### YOUR OBJECTIVE:
Update the lines from the line with "Patent image size: (1084, 577)." to the line with "The vehicle chassis 15 is at (895, 265).", replacing "perspective view" with "isometric view" and keeping everything else the same. Return only those lines.
··· DATA FOR THIS EXERCISE
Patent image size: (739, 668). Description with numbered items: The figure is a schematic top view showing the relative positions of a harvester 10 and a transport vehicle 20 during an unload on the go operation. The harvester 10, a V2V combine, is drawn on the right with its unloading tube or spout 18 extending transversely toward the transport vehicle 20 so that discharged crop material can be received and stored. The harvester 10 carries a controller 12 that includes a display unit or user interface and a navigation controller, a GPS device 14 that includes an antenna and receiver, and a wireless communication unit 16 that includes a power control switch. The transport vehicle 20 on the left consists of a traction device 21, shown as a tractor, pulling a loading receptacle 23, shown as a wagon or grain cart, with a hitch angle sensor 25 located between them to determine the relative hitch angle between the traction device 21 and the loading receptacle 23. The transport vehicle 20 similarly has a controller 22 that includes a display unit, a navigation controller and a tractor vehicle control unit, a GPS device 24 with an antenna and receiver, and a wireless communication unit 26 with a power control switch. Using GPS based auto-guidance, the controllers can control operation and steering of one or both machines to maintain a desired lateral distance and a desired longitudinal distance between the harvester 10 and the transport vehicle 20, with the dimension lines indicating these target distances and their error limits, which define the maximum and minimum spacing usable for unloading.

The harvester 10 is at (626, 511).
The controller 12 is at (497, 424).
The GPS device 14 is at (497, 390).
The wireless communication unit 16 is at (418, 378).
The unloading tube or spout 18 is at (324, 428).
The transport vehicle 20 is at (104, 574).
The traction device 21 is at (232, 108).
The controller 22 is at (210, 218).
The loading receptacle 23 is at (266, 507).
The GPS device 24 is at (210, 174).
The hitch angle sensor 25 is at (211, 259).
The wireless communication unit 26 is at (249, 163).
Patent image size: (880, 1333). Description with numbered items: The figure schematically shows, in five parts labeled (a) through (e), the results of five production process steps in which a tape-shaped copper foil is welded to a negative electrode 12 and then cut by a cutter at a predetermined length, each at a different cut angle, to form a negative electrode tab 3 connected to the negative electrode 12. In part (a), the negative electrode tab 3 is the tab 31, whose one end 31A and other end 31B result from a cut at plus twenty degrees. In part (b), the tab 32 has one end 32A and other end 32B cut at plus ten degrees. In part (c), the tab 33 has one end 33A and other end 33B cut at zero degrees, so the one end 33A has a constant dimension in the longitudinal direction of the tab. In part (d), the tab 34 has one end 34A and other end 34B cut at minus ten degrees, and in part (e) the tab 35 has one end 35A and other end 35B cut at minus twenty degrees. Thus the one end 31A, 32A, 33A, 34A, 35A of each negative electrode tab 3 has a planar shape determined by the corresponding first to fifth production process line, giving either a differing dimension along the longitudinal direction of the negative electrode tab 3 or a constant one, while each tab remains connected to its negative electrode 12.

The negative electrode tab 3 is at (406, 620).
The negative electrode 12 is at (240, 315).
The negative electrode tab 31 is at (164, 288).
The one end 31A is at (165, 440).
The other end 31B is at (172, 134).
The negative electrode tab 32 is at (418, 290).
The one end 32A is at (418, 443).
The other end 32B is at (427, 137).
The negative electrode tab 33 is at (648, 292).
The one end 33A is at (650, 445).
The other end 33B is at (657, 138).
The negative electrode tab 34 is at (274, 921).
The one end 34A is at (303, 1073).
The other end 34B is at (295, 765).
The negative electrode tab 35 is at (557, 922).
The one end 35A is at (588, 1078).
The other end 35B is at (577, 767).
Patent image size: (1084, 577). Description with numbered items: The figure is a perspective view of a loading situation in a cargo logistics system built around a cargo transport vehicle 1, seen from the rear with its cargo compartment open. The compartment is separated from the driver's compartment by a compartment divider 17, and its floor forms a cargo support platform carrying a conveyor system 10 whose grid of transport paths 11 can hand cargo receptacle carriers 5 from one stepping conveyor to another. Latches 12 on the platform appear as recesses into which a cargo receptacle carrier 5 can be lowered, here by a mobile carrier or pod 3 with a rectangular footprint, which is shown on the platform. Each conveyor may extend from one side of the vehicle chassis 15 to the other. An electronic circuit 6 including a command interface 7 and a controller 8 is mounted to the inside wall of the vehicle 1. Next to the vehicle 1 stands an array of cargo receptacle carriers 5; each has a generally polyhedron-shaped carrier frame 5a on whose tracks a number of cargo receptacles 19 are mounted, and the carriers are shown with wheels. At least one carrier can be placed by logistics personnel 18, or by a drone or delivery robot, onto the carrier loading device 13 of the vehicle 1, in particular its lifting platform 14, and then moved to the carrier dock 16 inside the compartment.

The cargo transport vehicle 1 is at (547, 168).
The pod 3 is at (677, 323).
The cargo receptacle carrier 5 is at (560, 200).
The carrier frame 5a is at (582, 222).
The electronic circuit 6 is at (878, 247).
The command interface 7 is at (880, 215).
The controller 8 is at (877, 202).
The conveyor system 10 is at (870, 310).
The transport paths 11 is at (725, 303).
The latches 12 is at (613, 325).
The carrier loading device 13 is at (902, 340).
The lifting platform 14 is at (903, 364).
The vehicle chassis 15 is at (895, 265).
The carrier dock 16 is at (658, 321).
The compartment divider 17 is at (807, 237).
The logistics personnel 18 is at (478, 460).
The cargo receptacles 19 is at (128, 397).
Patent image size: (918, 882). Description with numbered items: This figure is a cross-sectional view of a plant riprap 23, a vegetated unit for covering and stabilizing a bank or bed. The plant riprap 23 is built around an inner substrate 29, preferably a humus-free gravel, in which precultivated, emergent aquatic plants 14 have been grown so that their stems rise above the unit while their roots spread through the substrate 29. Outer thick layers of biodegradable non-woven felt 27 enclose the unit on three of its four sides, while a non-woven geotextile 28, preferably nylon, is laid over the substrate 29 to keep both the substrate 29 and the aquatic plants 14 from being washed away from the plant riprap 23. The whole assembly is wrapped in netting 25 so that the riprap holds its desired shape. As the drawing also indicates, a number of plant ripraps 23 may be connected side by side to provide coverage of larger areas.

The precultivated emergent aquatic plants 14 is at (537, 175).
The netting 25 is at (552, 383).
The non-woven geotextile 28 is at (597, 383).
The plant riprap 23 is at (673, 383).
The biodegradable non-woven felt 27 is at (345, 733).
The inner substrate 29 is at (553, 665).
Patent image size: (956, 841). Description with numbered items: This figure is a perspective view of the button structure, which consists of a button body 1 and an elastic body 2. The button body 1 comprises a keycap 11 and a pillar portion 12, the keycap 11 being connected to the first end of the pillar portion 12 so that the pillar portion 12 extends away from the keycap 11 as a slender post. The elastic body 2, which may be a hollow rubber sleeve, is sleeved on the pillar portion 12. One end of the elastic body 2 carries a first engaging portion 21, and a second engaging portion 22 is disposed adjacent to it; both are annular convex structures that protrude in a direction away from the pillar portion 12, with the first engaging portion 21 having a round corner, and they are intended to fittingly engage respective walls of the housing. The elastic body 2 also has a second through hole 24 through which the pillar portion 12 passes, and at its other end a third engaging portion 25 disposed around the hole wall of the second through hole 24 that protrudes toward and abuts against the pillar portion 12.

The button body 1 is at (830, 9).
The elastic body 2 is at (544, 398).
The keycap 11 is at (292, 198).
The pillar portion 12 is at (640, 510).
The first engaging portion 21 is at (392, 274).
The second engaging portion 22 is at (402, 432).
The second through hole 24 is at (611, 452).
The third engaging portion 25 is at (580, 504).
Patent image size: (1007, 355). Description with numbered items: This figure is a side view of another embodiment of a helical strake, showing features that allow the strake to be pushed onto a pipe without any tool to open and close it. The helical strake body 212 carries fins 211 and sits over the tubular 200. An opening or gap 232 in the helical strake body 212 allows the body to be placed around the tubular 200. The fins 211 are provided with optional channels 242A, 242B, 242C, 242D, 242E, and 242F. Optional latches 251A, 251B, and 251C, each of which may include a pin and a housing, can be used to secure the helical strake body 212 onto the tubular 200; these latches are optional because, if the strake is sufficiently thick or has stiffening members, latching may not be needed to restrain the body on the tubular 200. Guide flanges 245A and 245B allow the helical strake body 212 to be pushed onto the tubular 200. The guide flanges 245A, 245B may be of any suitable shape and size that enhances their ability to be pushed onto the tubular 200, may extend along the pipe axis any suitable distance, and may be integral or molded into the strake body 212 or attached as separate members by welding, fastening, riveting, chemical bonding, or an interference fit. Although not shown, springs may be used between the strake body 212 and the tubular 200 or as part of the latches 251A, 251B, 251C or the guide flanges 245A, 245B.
······
### SOLUTION TO THE PROBLEM:
Patent image size: (1084, 577). Description with numbered items: The figure is a isometric view of a loading situation in a cargo logistics system built around a cargo transport vehicle 1, seen from the rear with its cargo compartment open. The compartment is separated from the driver's compartment by a compartment divider 17, and its floor forms a cargo support platform carrying a conveyor system 10 whose grid of transport paths 11 can hand cargo receptacle carriers 5 from one stepping conveyor to another. Latches 12 on the platform appear as recesses into which a cargo receptacle carrier 5 can be lowered, here by a mobile carrier or pod 3 with a rectangular footprint, which is shown on the platform. Each conveyor may extend from one side of the vehicle chassis 15 to the other. An electronic circuit 6 including a command interface 7 and a controller 8 is mounted to the inside wall of the vehicle 1. Next to the vehicle 1 stands an array of cargo receptacle carriers 5; each has a generally polyhedron-shaped carrier frame 5a on whose tracks a number of cargo receptacles 19 are mounted, and the carriers are shown with wheels. At least one carrier can be placed by logistics personnel 18, or by a drone or delivery robot, onto the carrier loading device 13 of the vehicle 1, in particular its lifting platform 14, and then moved to the carrier dock 16 inside the compartment.

The cargo transport vehicle 1 is at (547, 168).
The pod 3 is at (677, 323).
The cargo receptacle carrier 5 is at (560, 200).
The carrier frame 5a is at (582, 222).
The electronic circuit 6 is at (878, 247).
The command interface 7 is at (880, 215).
The controller 8 is at (877, 202).
The conveyor system 10 is at (870, 310).
The transport paths 11 is at (725, 303).
The latches 12 is at (613, 325).
The carrier loading device 13 is at (902, 340).
The lifting platform 14 is at (903, 364).
The vehicle chassis 15 is at (895, 265).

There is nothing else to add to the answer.